Repeat the entries that follow verbatim, without any of their pictures.

===== Rows =====

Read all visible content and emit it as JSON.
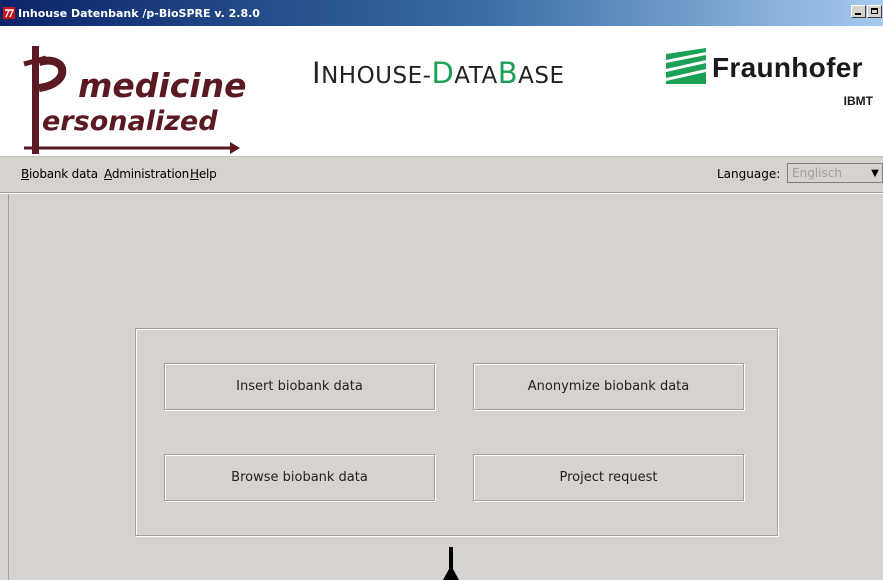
{
  "window": {
    "title": "Inhouse Datenbank /p-BioSPRE v. 2.8.0",
    "icon": "biospre-app-icon"
  },
  "header": {
    "logo_left": {
      "word1": "medicine",
      "word2": "ersonalized",
      "color": "#5b1a22"
    },
    "db_title": {
      "p1": "I",
      "p2": "NHOUSE-",
      "p3": "D",
      "p4": "ATA",
      "p5": "B",
      "p6": "ASE",
      "accent_color": "#1ba155"
    },
    "logo_right": {
      "name": "Fraunhofer",
      "sub": "IBMT",
      "accent_color": "#1ba155"
    }
  },
  "menu": {
    "items": [
      {
        "u": "B",
        "rest": "iobank data"
      },
      {
        "u": "A",
        "rest": "dministration"
      },
      {
        "u": "H",
        "rest": "elp"
      }
    ],
    "language_label": "Language:",
    "language_value": "Englisch"
  },
  "actions": {
    "insert": "Insert biobank data",
    "anonymize": "Anonymize biobank data",
    "browse": "Browse biobank data",
    "project": "Project request"
  }
}
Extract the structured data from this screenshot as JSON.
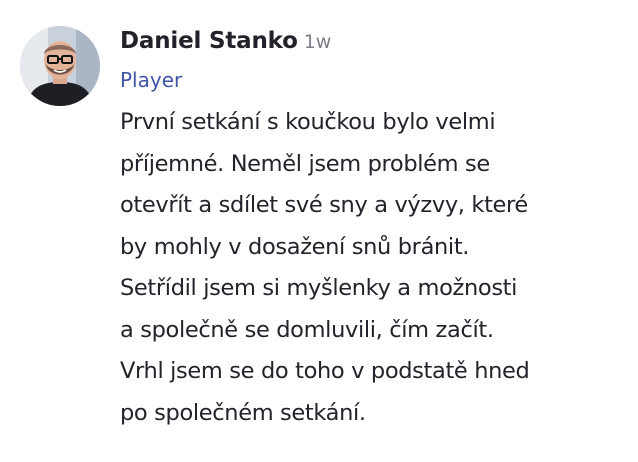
{
  "comment": {
    "author": "Daniel Stanko",
    "time": "1w",
    "role": "Player",
    "message": "První setkání s koučkou bylo velmi\npříjemné. Neměl jsem problém se\notevřít a sdílet své sny a výzvy, které\nby mohly v dosažení snů bránit.\nSetřídil jsem si myšlenky a možnosti\na společně se domluvili, čím začít.\nVrhl jsem se do toho v podstatě hned\npo společném setkání.",
    "avatar_icon": "user-avatar-photo"
  },
  "colors": {
    "author": "#22222a",
    "time": "#7c7f88",
    "role": "#3f55a6",
    "message": "#23232b"
  }
}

=====

-- Worked answer --
Read all visible content and emit it as JSON.
{
  "window": {
    "title": "Inhouse Datenbank /p-BioSPRE v. 2.8.0",
    "icon": "biospre-app-icon"
  },
  "header": {
    "logo_left": {
      "word1": "medicine",
      "word2": "ersonalized",
      "color": "#5b1a22"
    },
    "db_title": {
      "p1": "I",
      "p2": "NHOUSE-",
      "p3": "D",
      "p4": "ATA",
      "p5": "B",
      "p6": "ASE",
      "accent_color": "#1ba155"
    },
    "logo_right": {
      "name": "Fraunhofer",
      "sub": "IBMT",
      "accent_color": "#1ba155"
    }
  },
  "menu": {
    "items": [
      {
        "u": "B",
        "rest": "iobank data"
      },
      {
        "u": "A",
        "rest": "dministration"
      },
      {
        "u": "H",
        "rest": "elp"
      }
    ],
    "language_label": "Language:",
    "language_value": "Englisch"
  },
  "actions": {
    "insert": "Insert biobank data",
    "anonymize": "Anonymize biobank data",
    "browse": "Browse biobank data",
    "project": "Project request"
  }
}
Extract the structured data from this screenshot as JSON.
{
  "comment": {
    "author": "Daniel Stanko",
    "time": "1w",
    "role": "Player",
    "message": "První setkání s koučkou bylo velmi\npříjemné. Neměl jsem problém se\notevřít a sdílet své sny a výzvy, které\nby mohly v dosažení snů bránit.\nSetřídil jsem si myšlenky a možnosti\na společně se domluvili, čím začít.\nVrhl jsem se do toho v podstatě hned\npo společném setkání.",
    "avatar_icon": "user-avatar-photo"
  },
  "colors": {
    "author": "#22222a",
    "time": "#7c7f88",
    "role": "#3f55a6",
    "message": "#23232b"
  }
}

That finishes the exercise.